Provided material:
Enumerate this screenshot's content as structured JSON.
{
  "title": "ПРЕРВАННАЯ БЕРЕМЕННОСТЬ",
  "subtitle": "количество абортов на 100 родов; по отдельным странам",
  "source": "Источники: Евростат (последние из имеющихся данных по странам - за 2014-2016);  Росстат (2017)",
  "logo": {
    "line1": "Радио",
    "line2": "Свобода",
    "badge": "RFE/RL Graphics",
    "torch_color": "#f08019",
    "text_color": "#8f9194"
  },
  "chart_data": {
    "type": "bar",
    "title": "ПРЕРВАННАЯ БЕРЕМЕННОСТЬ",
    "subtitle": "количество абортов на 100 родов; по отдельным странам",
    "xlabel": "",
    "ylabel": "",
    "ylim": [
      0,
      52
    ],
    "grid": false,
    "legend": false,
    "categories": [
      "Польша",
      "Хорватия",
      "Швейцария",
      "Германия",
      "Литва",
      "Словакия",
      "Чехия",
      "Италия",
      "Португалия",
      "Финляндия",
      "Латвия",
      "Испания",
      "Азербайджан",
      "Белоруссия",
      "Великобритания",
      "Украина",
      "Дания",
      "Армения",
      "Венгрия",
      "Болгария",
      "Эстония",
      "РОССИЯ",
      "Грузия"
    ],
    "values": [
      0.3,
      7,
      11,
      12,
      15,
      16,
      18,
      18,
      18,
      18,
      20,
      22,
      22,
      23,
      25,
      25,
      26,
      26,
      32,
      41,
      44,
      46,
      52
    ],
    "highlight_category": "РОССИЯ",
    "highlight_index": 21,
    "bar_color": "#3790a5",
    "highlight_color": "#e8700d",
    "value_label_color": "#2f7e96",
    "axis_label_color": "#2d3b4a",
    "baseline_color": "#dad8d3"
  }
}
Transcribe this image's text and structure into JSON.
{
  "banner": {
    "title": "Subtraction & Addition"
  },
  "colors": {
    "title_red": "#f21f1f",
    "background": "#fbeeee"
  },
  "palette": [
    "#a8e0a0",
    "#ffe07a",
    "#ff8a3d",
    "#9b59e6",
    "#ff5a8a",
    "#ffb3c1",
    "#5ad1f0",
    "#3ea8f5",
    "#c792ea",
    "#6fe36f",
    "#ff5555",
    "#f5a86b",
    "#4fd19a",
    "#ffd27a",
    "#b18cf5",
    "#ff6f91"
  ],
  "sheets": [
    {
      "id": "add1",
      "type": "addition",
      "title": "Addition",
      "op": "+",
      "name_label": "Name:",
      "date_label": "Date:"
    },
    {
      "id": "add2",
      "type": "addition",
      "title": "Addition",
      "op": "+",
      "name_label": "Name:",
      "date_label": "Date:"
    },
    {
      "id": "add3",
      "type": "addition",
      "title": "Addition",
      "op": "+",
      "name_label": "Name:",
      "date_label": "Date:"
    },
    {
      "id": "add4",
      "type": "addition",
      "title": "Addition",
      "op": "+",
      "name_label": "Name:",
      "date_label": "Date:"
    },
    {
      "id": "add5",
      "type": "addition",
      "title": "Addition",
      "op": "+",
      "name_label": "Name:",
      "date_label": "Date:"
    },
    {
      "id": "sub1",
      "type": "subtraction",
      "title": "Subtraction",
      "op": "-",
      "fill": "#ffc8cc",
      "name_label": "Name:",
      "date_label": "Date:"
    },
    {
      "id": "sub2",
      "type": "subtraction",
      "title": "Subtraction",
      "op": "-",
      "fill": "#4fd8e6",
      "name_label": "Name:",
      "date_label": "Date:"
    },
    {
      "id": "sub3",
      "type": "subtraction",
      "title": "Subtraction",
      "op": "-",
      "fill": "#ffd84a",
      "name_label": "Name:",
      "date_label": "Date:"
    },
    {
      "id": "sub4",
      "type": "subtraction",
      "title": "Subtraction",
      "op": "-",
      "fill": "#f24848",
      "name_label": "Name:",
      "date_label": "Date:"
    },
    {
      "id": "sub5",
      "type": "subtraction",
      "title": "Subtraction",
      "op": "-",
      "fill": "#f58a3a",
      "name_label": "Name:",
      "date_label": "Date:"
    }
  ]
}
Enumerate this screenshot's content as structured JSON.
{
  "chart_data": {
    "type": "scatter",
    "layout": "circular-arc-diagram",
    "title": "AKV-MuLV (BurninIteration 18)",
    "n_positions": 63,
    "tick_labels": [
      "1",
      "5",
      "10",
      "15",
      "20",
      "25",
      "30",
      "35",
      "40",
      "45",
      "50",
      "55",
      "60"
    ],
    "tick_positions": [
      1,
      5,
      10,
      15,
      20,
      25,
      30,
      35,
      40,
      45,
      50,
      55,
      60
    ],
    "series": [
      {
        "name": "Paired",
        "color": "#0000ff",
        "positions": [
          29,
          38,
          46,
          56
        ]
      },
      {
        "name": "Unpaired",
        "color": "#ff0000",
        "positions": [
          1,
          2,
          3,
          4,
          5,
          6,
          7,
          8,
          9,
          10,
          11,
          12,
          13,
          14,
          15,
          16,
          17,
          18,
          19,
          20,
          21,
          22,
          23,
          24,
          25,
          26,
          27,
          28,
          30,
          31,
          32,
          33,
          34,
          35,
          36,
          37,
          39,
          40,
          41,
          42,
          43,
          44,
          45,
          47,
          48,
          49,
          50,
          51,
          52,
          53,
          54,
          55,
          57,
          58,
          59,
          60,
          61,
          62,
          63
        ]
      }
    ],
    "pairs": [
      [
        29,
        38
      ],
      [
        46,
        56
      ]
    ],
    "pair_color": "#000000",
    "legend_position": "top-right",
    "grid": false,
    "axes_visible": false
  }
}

Direction: Nothing may be left out: return each entry exactly as it reads.

Response below:
Enumerate this screenshot's content as structured JSON.
{
  "title": "ПРЕРВАННАЯ БЕРЕМЕННОСТЬ",
  "subtitle": "количество абортов на 100 родов; по отдельным странам",
  "source": "Источники: Евростат (последние из имеющихся данных по странам - за 2014-2016);  Росстат (2017)",
  "logo": {
    "line1": "Радио",
    "line2": "Свобода",
    "badge": "RFE/RL Graphics",
    "torch_color": "#f08019",
    "text_color": "#8f9194"
  },
  "chart_data": {
    "type": "bar",
    "title": "ПРЕРВАННАЯ БЕРЕМЕННОСТЬ",
    "subtitle": "количество абортов на 100 родов; по отдельным странам",
    "xlabel": "",
    "ylabel": "",
    "ylim": [
      0,
      52
    ],
    "grid": false,
    "legend": false,
    "categories": [
      "Польша",
      "Хорватия",
      "Швейцария",
      "Германия",
      "Литва",
      "Словакия",
      "Чехия",
      "Италия",
      "Португалия",
      "Финляндия",
      "Латвия",
      "Испания",
      "Азербайджан",
      "Белоруссия",
      "Великобритания",
      "Украина",
      "Дания",
      "Армения",
      "Венгрия",
      "Болгария",
      "Эстония",
      "РОССИЯ",
      "Грузия"
    ],
    "values": [
      0.3,
      7,
      11,
      12,
      15,
      16,
      18,
      18,
      18,
      18,
      20,
      22,
      22,
      23,
      25,
      25,
      26,
      26,
      32,
      41,
      44,
      46,
      52
    ],
    "highlight_category": "РОССИЯ",
    "highlight_index": 21,
    "bar_color": "#3790a5",
    "highlight_color": "#e8700d",
    "value_label_color": "#2f7e96",
    "axis_label_color": "#2d3b4a",
    "baseline_color": "#dad8d3"
  }
}
Transcribe this image's text and structure into JSON.
{
  "banner": {
    "title": "Subtraction & Addition"
  },
  "colors": {
    "title_red": "#f21f1f",
    "background": "#fbeeee"
  },
  "palette": [
    "#a8e0a0",
    "#ffe07a",
    "#ff8a3d",
    "#9b59e6",
    "#ff5a8a",
    "#ffb3c1",
    "#5ad1f0",
    "#3ea8f5",
    "#c792ea",
    "#6fe36f",
    "#ff5555",
    "#f5a86b",
    "#4fd19a",
    "#ffd27a",
    "#b18cf5",
    "#ff6f91"
  ],
  "sheets": [
    {
      "id": "add1",
      "type": "addition",
      "title": "Addition",
      "op": "+",
      "name_label": "Name:",
      "date_label": "Date:"
    },
    {
      "id": "add2",
      "type": "addition",
      "title": "Addition",
      "op": "+",
      "name_label": "Name:",
      "date_label": "Date:"
    },
    {
      "id": "add3",
      "type": "addition",
      "title": "Addition",
      "op": "+",
      "name_label": "Name:",
      "date_label": "Date:"
    },
    {
      "id": "add4",
      "type": "addition",
      "title": "Addition",
      "op": "+",
      "name_label": "Name:",
      "date_label": "Date:"
    },
    {
      "id": "add5",
      "type": "addition",
      "title": "Addition",
      "op": "+",
      "name_label": "Name:",
      "date_label": "Date:"
    },
    {
      "id": "sub1",
      "type": "subtraction",
      "title": "Subtraction",
      "op": "-",
      "fill": "#ffc8cc",
      "name_label": "Name:",
      "date_label": "Date:"
    },
    {
      "id": "sub2",
      "type": "subtraction",
      "title": "Subtraction",
      "op": "-",
      "fill": "#4fd8e6",
      "name_label": "Name:",
      "date_label": "Date:"
    },
    {
      "id": "sub3",
      "type": "subtraction",
      "title": "Subtraction",
      "op": "-",
      "fill": "#ffd84a",
      "name_label": "Name:",
      "date_label": "Date:"
    },
    {
      "id": "sub4",
      "type": "subtraction",
      "title": "Subtraction",
      "op": "-",
      "fill": "#f24848",
      "name_label": "Name:",
      "date_label": "Date:"
    },
    {
      "id": "sub5",
      "type": "subtraction",
      "title": "Subtraction",
      "op": "-",
      "fill": "#f58a3a",
      "name_label": "Name:",
      "date_label": "Date:"
    }
  ]
}
Enumerate this screenshot's content as structured JSON.
{
  "chart_data": {
    "type": "scatter",
    "layout": "circular-arc-diagram",
    "title": "AKV-MuLV (BurninIteration 18)",
    "n_positions": 63,
    "tick_labels": [
      "1",
      "5",
      "10",
      "15",
      "20",
      "25",
      "30",
      "35",
      "40",
      "45",
      "50",
      "55",
      "60"
    ],
    "tick_positions": [
      1,
      5,
      10,
      15,
      20,
      25,
      30,
      35,
      40,
      45,
      50,
      55,
      60
    ],
    "series": [
      {
        "name": "Paired",
        "color": "#0000ff",
        "positions": [
          29,
          38,
          46,
          56
        ]
      },
      {
        "name": "Unpaired",
        "color": "#ff0000",
        "positions": [
          1,
          2,
          3,
          4,
          5,
          6,
          7,
          8,
          9,
          10,
          11,
          12,
          13,
          14,
          15,
          16,
          17,
          18,
          19,
          20,
          21,
          22,
          23,
          24,
          25,
          26,
          27,
          28,
          30,
          31,
          32,
          33,
          34,
          35,
          36,
          37,
          39,
          40,
          41,
          42,
          43,
          44,
          45,
          47,
          48,
          49,
          50,
          51,
          52,
          53,
          54,
          55,
          57,
          58,
          59,
          60,
          61,
          62,
          63
        ]
      }
    ],
    "pairs": [
      [
        29,
        38
      ],
      [
        46,
        56
      ]
    ],
    "pair_color": "#000000",
    "legend_position": "top-right",
    "grid": false,
    "axes_visible": false
  }
}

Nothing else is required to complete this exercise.